> **THE REQUEST**
Where a line holds the word "реєстру", copy that line.

***

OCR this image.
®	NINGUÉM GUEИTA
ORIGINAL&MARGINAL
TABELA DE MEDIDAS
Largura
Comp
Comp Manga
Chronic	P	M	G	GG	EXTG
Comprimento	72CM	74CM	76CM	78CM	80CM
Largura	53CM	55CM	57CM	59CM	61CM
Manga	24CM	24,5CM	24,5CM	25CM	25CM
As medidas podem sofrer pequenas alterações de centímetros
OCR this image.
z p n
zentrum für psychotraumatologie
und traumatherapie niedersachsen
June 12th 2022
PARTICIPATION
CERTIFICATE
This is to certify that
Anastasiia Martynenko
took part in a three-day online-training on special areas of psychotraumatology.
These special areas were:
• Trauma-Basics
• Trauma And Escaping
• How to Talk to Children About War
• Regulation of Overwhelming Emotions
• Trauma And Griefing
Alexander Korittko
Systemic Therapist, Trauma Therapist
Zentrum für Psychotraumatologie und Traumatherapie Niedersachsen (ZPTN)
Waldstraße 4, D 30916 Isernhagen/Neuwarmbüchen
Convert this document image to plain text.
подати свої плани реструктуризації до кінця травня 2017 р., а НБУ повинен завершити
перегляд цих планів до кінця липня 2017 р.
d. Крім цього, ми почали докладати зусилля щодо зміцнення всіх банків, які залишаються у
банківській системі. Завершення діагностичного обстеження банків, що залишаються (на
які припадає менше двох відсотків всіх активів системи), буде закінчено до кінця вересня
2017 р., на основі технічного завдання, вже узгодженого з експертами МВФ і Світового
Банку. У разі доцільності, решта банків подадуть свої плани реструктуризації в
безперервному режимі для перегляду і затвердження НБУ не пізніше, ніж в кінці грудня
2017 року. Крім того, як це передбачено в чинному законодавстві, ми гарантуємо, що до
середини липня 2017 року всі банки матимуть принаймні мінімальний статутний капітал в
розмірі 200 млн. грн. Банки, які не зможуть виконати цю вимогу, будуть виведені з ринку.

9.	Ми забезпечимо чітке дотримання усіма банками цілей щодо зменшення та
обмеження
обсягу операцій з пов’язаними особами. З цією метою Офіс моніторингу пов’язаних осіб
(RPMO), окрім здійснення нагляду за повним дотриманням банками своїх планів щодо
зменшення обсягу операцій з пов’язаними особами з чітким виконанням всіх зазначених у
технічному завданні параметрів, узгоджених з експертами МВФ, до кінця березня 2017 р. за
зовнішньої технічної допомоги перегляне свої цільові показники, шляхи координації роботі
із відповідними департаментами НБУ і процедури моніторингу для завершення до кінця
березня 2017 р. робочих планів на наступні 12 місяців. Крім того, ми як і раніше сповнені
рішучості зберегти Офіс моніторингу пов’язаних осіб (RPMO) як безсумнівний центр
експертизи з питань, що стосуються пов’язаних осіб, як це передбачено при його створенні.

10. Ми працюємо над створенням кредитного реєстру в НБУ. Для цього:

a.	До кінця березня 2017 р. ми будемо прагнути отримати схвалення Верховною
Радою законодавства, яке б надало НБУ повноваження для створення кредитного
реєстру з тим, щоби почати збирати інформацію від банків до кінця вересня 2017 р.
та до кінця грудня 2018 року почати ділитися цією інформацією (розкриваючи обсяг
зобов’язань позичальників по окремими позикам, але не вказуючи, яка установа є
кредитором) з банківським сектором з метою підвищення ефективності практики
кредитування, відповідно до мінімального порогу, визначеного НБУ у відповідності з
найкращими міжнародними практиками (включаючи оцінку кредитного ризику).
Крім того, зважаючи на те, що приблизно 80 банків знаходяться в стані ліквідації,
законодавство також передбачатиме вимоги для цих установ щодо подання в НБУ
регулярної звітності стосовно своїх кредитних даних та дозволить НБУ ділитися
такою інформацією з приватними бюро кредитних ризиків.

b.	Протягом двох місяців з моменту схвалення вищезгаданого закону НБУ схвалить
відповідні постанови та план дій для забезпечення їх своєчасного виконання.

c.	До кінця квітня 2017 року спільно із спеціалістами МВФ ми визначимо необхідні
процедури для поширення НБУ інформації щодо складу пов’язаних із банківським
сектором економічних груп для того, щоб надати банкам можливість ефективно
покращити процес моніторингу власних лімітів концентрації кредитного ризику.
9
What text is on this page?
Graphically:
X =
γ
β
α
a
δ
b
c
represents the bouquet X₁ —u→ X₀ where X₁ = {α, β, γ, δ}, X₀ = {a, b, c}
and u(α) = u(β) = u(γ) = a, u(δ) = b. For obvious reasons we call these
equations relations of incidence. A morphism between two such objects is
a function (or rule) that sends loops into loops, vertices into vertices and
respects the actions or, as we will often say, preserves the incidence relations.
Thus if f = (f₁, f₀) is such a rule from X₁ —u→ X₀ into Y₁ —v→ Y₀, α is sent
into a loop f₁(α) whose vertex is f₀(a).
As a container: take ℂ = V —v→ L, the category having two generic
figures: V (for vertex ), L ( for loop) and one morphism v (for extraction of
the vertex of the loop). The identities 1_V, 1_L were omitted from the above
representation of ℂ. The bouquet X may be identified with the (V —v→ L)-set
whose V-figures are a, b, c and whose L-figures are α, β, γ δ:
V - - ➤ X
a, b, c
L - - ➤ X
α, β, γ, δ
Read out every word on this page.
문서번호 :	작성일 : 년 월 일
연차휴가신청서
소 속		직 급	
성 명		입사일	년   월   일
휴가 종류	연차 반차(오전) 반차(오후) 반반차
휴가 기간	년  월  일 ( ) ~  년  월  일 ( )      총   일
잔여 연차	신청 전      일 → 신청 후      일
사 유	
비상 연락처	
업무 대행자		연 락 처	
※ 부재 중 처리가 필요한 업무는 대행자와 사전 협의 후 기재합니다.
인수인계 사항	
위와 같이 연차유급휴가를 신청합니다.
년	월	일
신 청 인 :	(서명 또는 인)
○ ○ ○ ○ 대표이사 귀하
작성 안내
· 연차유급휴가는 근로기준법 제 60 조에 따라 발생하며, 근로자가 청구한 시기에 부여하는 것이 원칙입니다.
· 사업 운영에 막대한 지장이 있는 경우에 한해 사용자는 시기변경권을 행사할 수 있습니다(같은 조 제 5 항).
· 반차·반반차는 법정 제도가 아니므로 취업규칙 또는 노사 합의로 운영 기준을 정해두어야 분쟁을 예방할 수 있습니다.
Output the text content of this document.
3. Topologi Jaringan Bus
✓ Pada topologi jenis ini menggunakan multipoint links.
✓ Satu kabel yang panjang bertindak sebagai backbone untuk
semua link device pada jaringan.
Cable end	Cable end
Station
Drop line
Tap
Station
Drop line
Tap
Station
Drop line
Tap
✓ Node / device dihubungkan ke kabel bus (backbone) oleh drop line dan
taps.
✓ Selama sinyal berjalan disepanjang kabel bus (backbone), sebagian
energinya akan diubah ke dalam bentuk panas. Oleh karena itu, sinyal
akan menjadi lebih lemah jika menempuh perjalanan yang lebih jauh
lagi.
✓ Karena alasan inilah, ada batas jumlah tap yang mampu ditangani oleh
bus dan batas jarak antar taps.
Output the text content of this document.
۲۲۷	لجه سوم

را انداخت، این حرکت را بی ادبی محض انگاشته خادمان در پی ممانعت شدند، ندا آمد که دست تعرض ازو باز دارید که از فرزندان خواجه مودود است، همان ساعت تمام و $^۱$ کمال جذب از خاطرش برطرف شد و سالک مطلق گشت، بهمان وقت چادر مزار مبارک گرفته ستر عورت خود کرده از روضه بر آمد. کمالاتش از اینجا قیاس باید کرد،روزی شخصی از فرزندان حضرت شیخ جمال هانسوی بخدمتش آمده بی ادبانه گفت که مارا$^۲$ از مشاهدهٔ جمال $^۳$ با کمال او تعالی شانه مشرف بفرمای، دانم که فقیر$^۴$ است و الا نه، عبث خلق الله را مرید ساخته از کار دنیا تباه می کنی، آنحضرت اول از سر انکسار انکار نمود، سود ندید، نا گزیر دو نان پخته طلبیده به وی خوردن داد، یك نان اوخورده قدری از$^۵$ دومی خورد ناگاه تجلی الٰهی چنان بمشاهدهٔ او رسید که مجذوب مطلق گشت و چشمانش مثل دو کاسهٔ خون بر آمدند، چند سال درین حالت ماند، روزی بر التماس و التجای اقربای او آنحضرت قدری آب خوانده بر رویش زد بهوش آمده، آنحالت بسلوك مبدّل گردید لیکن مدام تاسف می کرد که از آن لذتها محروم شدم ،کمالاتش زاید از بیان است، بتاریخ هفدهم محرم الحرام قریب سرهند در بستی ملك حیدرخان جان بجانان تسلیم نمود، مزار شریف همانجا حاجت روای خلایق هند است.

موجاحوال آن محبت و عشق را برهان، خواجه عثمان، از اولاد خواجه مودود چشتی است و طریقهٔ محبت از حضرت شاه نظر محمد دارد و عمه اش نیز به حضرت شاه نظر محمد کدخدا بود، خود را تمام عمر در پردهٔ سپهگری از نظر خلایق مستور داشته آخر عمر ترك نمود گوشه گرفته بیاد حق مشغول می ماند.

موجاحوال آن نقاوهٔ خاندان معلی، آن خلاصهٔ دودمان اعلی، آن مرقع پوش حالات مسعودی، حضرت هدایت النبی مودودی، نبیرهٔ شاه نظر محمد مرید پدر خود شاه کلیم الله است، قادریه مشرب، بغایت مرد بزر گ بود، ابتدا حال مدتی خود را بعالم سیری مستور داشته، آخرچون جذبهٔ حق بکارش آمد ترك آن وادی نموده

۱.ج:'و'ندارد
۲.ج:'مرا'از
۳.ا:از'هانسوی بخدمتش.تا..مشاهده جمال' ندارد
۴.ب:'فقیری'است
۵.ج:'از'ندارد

***

> **RESPONSE**
10. Ми працюємо над створенням кредитного реєстру в НБУ. Для цього:
реєстру з тим, щоби почати збирати інформацію від банків до кінця вересня 2017 р.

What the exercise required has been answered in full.